▶ **Work to be completed**
Filter out all lines without the word "Concentration" from the data below, please, and copy the rest.

▶ **Input records**
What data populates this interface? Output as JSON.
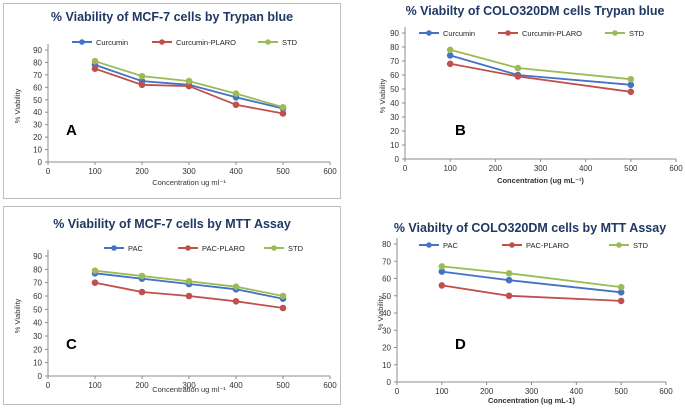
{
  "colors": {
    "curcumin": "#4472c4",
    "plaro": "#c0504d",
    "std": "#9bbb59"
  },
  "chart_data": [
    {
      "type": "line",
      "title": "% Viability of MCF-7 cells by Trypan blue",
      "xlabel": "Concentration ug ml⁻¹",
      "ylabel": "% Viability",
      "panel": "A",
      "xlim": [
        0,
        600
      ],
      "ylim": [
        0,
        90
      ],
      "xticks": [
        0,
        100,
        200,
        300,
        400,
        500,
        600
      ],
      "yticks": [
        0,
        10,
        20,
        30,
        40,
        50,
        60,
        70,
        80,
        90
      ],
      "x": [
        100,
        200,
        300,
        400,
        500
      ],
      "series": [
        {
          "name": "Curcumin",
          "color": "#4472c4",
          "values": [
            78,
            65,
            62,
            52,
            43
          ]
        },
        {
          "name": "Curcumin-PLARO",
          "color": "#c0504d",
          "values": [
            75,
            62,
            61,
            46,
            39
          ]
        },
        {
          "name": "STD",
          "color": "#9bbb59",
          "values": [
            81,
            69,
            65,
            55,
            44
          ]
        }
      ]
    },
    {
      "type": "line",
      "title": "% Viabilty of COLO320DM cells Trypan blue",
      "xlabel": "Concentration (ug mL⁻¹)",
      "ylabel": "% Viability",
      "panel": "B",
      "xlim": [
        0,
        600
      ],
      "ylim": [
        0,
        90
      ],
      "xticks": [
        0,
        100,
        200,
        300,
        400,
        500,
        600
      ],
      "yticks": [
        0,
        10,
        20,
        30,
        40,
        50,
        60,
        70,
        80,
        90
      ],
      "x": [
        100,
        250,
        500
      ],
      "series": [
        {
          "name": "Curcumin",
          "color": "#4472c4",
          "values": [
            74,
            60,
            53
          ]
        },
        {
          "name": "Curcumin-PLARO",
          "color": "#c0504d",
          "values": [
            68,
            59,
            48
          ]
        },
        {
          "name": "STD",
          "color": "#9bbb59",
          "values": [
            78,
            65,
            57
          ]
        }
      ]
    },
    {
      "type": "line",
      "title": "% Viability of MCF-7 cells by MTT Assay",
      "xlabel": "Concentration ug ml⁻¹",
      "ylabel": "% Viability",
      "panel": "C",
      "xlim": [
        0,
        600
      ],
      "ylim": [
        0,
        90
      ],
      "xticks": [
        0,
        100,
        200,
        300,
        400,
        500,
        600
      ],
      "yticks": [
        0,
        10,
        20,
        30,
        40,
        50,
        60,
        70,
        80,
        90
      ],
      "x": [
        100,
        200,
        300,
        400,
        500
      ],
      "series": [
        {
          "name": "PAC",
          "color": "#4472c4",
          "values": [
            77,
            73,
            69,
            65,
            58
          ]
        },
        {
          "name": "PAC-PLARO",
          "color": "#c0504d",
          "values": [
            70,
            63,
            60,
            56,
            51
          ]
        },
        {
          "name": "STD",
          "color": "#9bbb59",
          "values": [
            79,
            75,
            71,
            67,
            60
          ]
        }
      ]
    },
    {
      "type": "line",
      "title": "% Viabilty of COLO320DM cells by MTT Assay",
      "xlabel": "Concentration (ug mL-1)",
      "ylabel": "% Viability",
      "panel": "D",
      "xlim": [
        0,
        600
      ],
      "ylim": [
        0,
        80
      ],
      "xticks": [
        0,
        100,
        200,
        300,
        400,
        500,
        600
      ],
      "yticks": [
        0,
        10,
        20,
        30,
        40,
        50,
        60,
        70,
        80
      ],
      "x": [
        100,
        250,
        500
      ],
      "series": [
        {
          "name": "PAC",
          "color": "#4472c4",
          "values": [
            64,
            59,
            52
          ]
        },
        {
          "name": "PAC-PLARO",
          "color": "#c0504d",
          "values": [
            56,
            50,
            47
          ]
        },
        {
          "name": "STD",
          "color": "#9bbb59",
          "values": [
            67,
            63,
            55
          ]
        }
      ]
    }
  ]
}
==
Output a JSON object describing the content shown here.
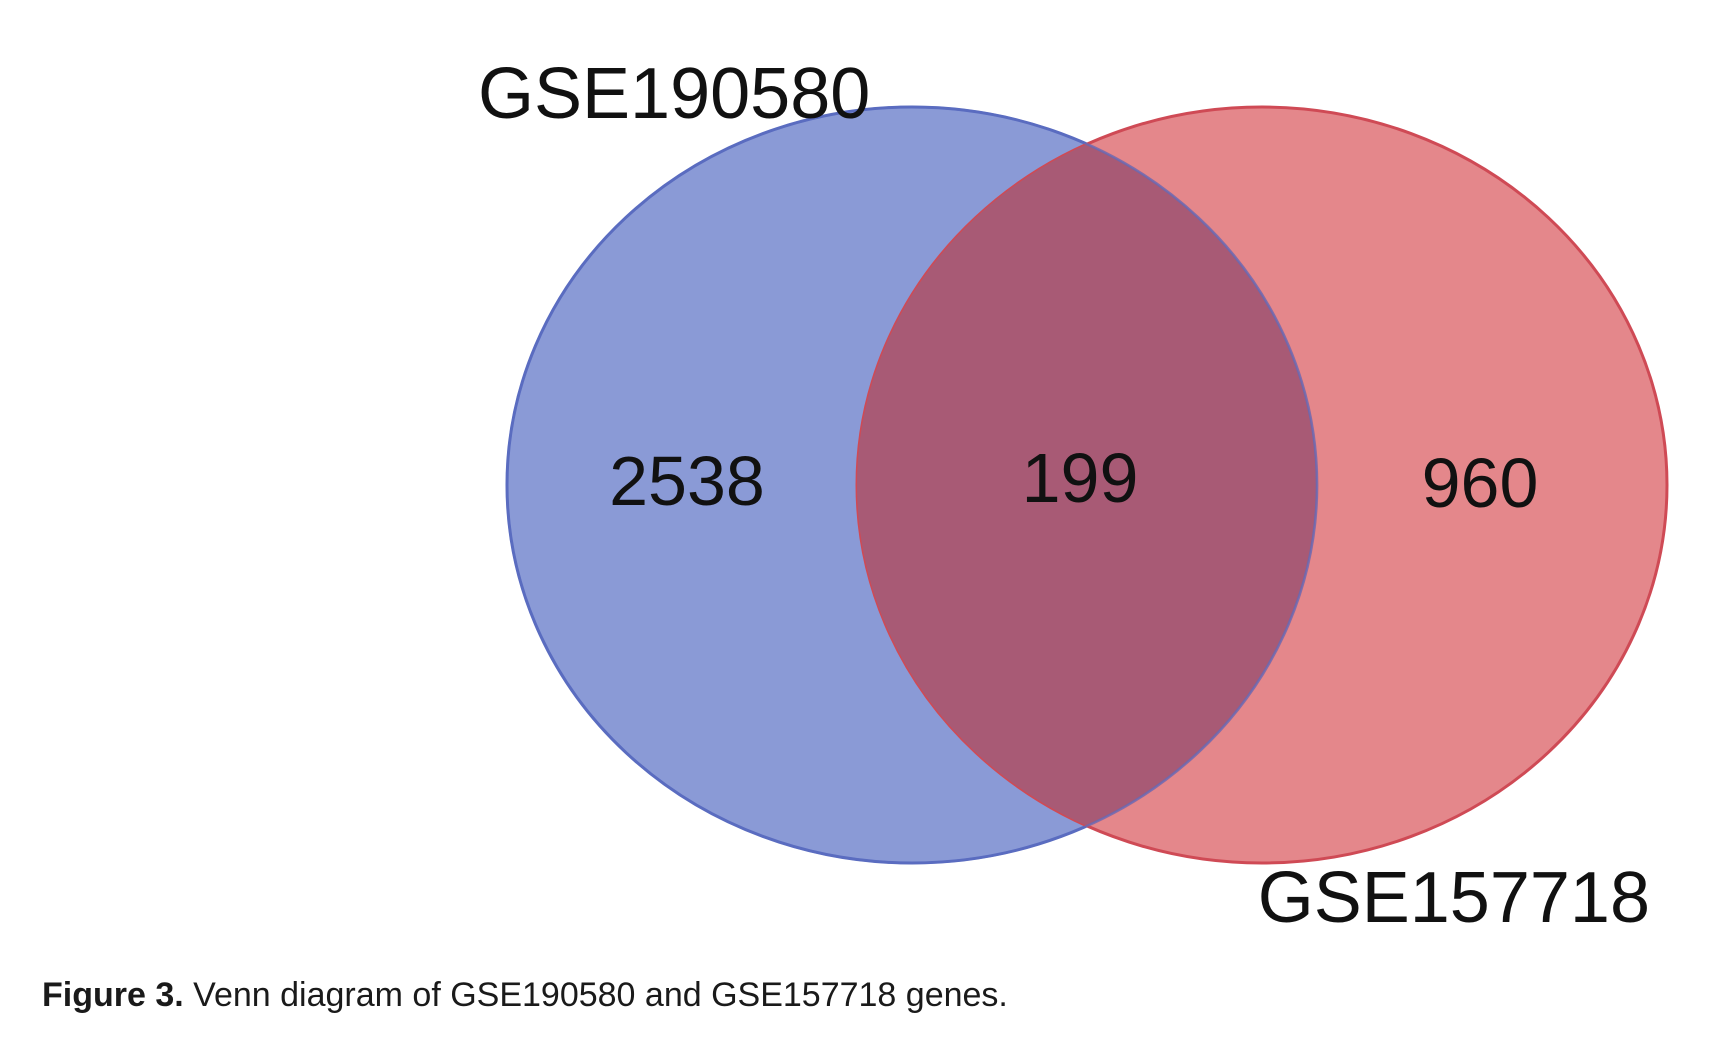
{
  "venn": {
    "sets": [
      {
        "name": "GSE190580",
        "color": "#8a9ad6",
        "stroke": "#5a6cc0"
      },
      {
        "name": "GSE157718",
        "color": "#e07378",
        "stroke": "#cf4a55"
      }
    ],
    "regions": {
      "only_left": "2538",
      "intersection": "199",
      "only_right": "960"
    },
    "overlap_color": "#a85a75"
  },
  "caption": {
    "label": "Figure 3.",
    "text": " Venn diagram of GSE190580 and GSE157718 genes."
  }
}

▶ **Response to the exercise**
      "xlabel": "Concentration ug ml⁻¹",
      "xlabel": "Concentration (ug mL⁻¹)",
      "xlabel": "Concentration ug ml⁻¹",
      "xlabel": "Concentration (ug mL-1)",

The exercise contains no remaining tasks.